┏━━
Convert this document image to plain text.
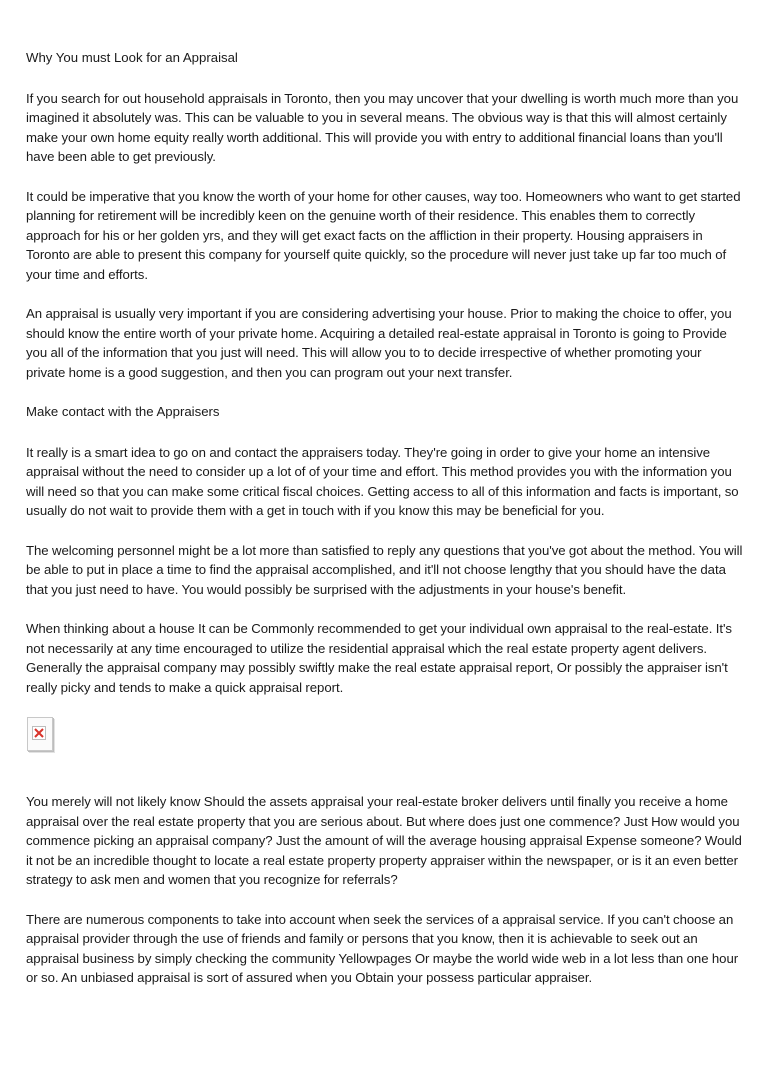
Why You must Look for an Appraisal

If you search for out household appraisals in Toronto, then you may uncover that your dwelling is worth much more than you imagined it absolutely was. This can be valuable to you in several means. The obvious way is that this will almost certainly make your own home equity really worth additional. This will provide you with entry to additional financial loans than you'll have been able to get previously.

It could be imperative that you know the worth of your home for other causes, way too. Homeowners who want to get started planning for retirement will be incredibly keen on the genuine worth of their residence. This enables them to correctly approach for his or her golden yrs, and they will get exact facts on the affliction in their property. Housing appraisers in Toronto are able to present this company for yourself quite quickly, so the procedure will never just take up far too much of your time and efforts.

An appraisal is usually very important if you are considering advertising your house. Prior to making the choice to offer, you should know the entire worth of your private home. Acquiring a detailed real-estate appraisal in Toronto is going to Provide you all of the information that you just will need. This will allow you to to decide irrespective of whether promoting your private home is a good suggestion, and then you can program out your next transfer.

Make contact with the Appraisers

It really is a smart idea to go on and contact the appraisers today. They're going in order to give your home an intensive appraisal without the need to consider up a lot of of your time and effort. This method provides you with the information you will need so that you can make some critical fiscal choices. Getting access to all of this information and facts is important, so usually do not wait to provide them with a get in touch with if you know this may be beneficial for you.

The welcoming personnel might be a lot more than satisfied to reply any questions that you've got about the method. You will be able to put in place a time to find the appraisal accomplished, and it'll not choose lengthy that you should have the data that you just need to have. You would possibly be surprised with the adjustments in your house's benefit.

When thinking about a house It can be Commonly recommended to get your individual own appraisal to the real-estate. It's not necessarily at any time encouraged to utilize the residential appraisal which the real estate property agent delivers. Generally the appraisal company may possibly swiftly make the real estate appraisal report, Or possibly the appraiser isn't really picky and tends to make a quick appraisal report.

You merely will not likely know Should the assets appraisal your real-estate broker delivers until finally you receive a home appraisal over the real estate property that you are serious about. But where does just one commence? Just How would you commence picking an appraisal company? Just the amount of will the average housing appraisal Expense someone? Would it not be an incredible thought to locate a real estate property property appraiser within the newspaper, or is it an even better strategy to ask men and women that you recognize for referrals?

There are numerous components to take into account when seek the services of a appraisal service. If you can't choose an appraisal provider through the use of friends and family or persons that you know, then it is achievable to seek out an appraisal business by simply checking the community Yellowpages Or maybe the world wide web in a lot less than one hour or so. An unbiased appraisal is sort of assured when you Obtain your possess particular appraiser.
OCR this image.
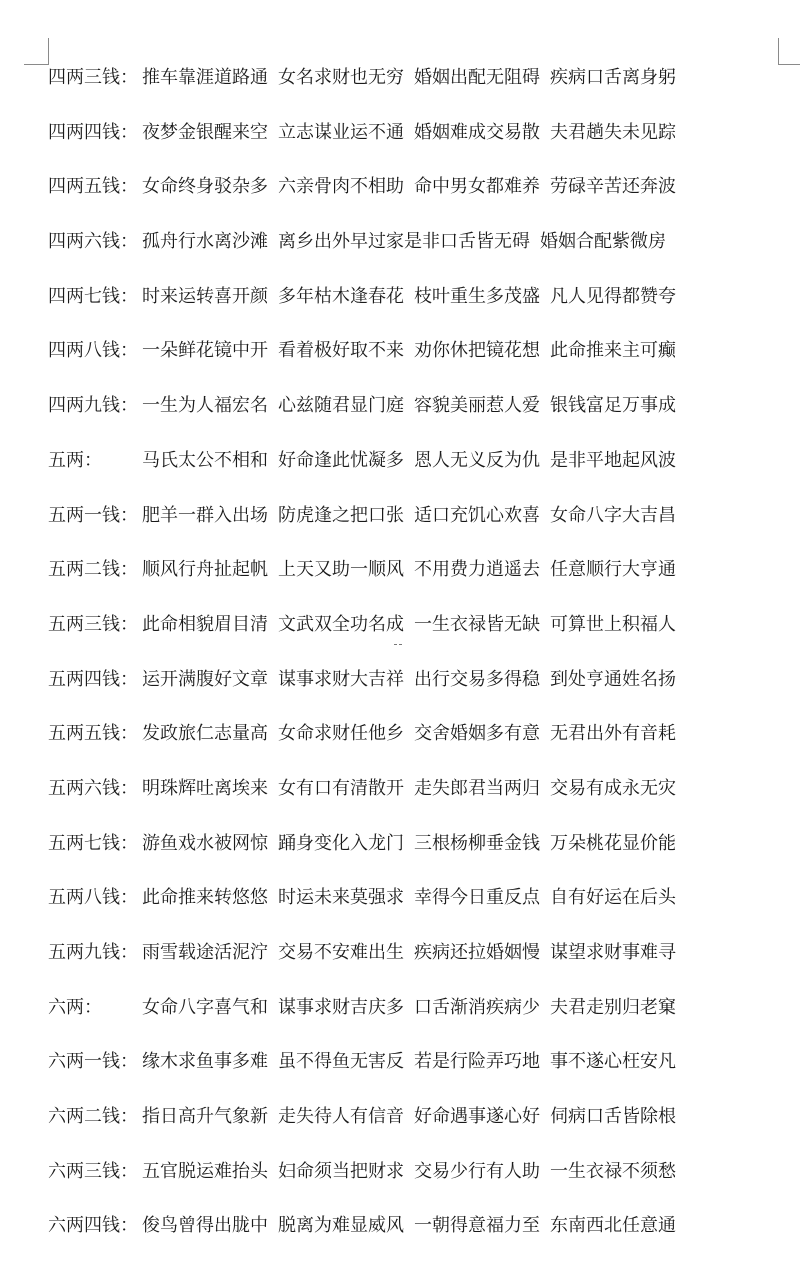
四两三钱： 推车靠涯道路通 女名求财也无穷 婚姻出配无阻碍 疾病口舌离身躬
四两四钱： 夜梦金银醒来空 立志谋业运不通 婚姻难成交易散 夫君趟失未见踪
四两五钱： 女命终身驳杂多 六亲骨肉不相助 命中男女都难养 劳碌辛苦还奔波
四两六钱： 孤舟行水离沙滩 离乡出外早过家是非口舌皆无碍 婚姻合配紫微房
四两七钱： 时来运转喜开颜 多年枯木逢春花 枝叶重生多茂盛 凡人见得都赞夸
四两八钱： 一朵鲜花镜中开 看着极好取不来 劝你休把镜花想 此命推来主可癫
四两九钱： 一生为人福宏名 心兹随君显门庭 容貌美丽惹人爱 银钱富足万事成
五两：	马氏太公不相和 好命逢此忧凝多 恩人无义反为仇 是非平地起风波
五两一钱： 肥羊一群入出场 防虎逢之把口张 适口充饥心欢喜 女命八字大吉昌
五两二钱： 顺风行舟扯起帆 上天又助一顺风 不用费力逍遥去 任意顺行大亨通
五两三钱： 此命相貌眉目清 文武双全功名成 一生衣禄皆无缺 可算世上积福人
五两四钱： 运开满腹好文章 谋事求财大吉祥 出行交易多得稳 到处亨通姓名扬
五两五钱： 发政旅仁志量高 女命求财任他乡 交舍婚姻多有意 无君出外有音耗
五两六钱： 明珠辉吐离埃来 女有口有清散开 走失郎君当两归 交易有成永无灾
五两七钱： 游鱼戏水被网惊 踊身变化入龙门 三根杨柳垂金钱 万朵桃花显价能
五两八钱： 此命推来转悠悠 时运未来莫强求 幸得今日重反点 自有好运在后头
五两九钱： 雨雪载途活泥泞 交易不安难出生 疾病还拉婚姻慢 谋望求财事难寻
六两：	女命八字喜气和 谋事求财吉庆多 口舌渐消疾病少 夫君走别归老窠
六两一钱： 缘木求鱼事多难 虽不得鱼无害反 若是行险弄巧地 事不遂心枉安凡
六两二钱： 指日高升气象新 走失待人有信音 好命遇事遂心好 伺病口舌皆除根
六两三钱： 五官脱运难抬头 妇命须当把财求 交易少行有人助 一生衣禄不须愁
六两四钱： 俊鸟曾得出胧中 脱离为难显威风 一朝得意福力至 东南西北任意通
┗━━
* Task prompt: Print the complete listing exactly, apart from any pictures.

* Exercise result:
Convert this document image to plain text.
Why You must Look for an Appraisal

If you search for out household appraisals in Toronto, then you may uncover that your dwelling is worth much more than you imagined it absolutely was. This can be valuable to you in several means. The obvious way is that this will almost certainly make your own home equity really worth additional. This will provide you with entry to additional financial loans than you'll have been able to get previously.

It could be imperative that you know the worth of your home for other causes, way too. Homeowners who want to get started planning for retirement will be incredibly keen on the genuine worth of their residence. This enables them to correctly approach for his or her golden yrs, and they will get exact facts on the affliction in their property. Housing appraisers in Toronto are able to present this company for yourself quite quickly, so the procedure will never just take up far too much of your time and efforts.

An appraisal is usually very important if you are considering advertising your house. Prior to making the choice to offer, you should know the entire worth of your private home. Acquiring a detailed real-estate appraisal in Toronto is going to Provide you all of the information that you just will need. This will allow you to to decide irrespective of whether promoting your private home is a good suggestion, and then you can program out your next transfer.

Make contact with the Appraisers

It really is a smart idea to go on and contact the appraisers today. They're going in order to give your home an intensive appraisal without the need to consider up a lot of of your time and effort. This method provides you with the information you will need so that you can make some critical fiscal choices. Getting access to all of this information and facts is important, so usually do not wait to provide them with a get in touch with if you know this may be beneficial for you.

The welcoming personnel might be a lot more than satisfied to reply any questions that you've got about the method. You will be able to put in place a time to find the appraisal accomplished, and it'll not choose lengthy that you should have the data that you just need to have. You would possibly be surprised with the adjustments in your house's benefit.

When thinking about a house It can be Commonly recommended to get your individual own appraisal to the real-estate. It's not necessarily at any time encouraged to utilize the residential appraisal which the real estate property agent delivers. Generally the appraisal company may possibly swiftly make the real estate appraisal report, Or possibly the appraiser isn't really picky and tends to make a quick appraisal report.

You merely will not likely know Should the assets appraisal your real-estate broker delivers until finally you receive a home appraisal over the real estate property that you are serious about. But where does just one commence? Just How would you commence picking an appraisal company? Just the amount of will the average housing appraisal Expense someone? Would it not be an incredible thought to locate a real estate property property appraiser within the newspaper, or is it an even better strategy to ask men and women that you recognize for referrals?

There are numerous components to take into account when seek the services of a appraisal service. If you can't choose an appraisal provider through the use of friends and family or persons that you know, then it is achievable to seek out an appraisal business by simply checking the community Yellowpages Or maybe the world wide web in a lot less than one hour or so. An unbiased appraisal is sort of assured when you Obtain your possess particular appraiser.
OCR this image.
四两三钱： 推车靠涯道路通 女名求财也无穷 婚姻出配无阻碍 疾病口舌离身躬
四两四钱： 夜梦金银醒来空 立志谋业运不通 婚姻难成交易散 夫君趟失未见踪
四两五钱： 女命终身驳杂多 六亲骨肉不相助 命中男女都难养 劳碌辛苦还奔波
四两六钱： 孤舟行水离沙滩 离乡出外早过家是非口舌皆无碍 婚姻合配紫微房
四两七钱： 时来运转喜开颜 多年枯木逢春花 枝叶重生多茂盛 凡人见得都赞夸
四两八钱： 一朵鲜花镜中开 看着极好取不来 劝你休把镜花想 此命推来主可癫
四两九钱： 一生为人福宏名 心兹随君显门庭 容貌美丽惹人爱 银钱富足万事成
五两：	马氏太公不相和 好命逢此忧凝多 恩人无义反为仇 是非平地起风波
五两一钱： 肥羊一群入出场 防虎逢之把口张 适口充饥心欢喜 女命八字大吉昌
五两二钱： 顺风行舟扯起帆 上天又助一顺风 不用费力逍遥去 任意顺行大亨通
五两三钱： 此命相貌眉目清 文武双全功名成 一生衣禄皆无缺 可算世上积福人
五两四钱： 运开满腹好文章 谋事求财大吉祥 出行交易多得稳 到处亨通姓名扬
五两五钱： 发政旅仁志量高 女命求财任他乡 交舍婚姻多有意 无君出外有音耗
五两六钱： 明珠辉吐离埃来 女有口有清散开 走失郎君当两归 交易有成永无灾
五两七钱： 游鱼戏水被网惊 踊身变化入龙门 三根杨柳垂金钱 万朵桃花显价能
五两八钱： 此命推来转悠悠 时运未来莫强求 幸得今日重反点 自有好运在后头
五两九钱： 雨雪载途活泥泞 交易不安难出生 疾病还拉婚姻慢 谋望求财事难寻
六两：	女命八字喜气和 谋事求财吉庆多 口舌渐消疾病少 夫君走别归老窠
六两一钱： 缘木求鱼事多难 虽不得鱼无害反 若是行险弄巧地 事不遂心枉安凡
六两二钱： 指日高升气象新 走失待人有信音 好命遇事遂心好 伺病口舌皆除根
六两三钱： 五官脱运难抬头 妇命须当把财求 交易少行有人助 一生衣禄不须愁
六两四钱： 俊鸟曾得出胧中 脱离为难显威风 一朝得意福力至 东南西北任意通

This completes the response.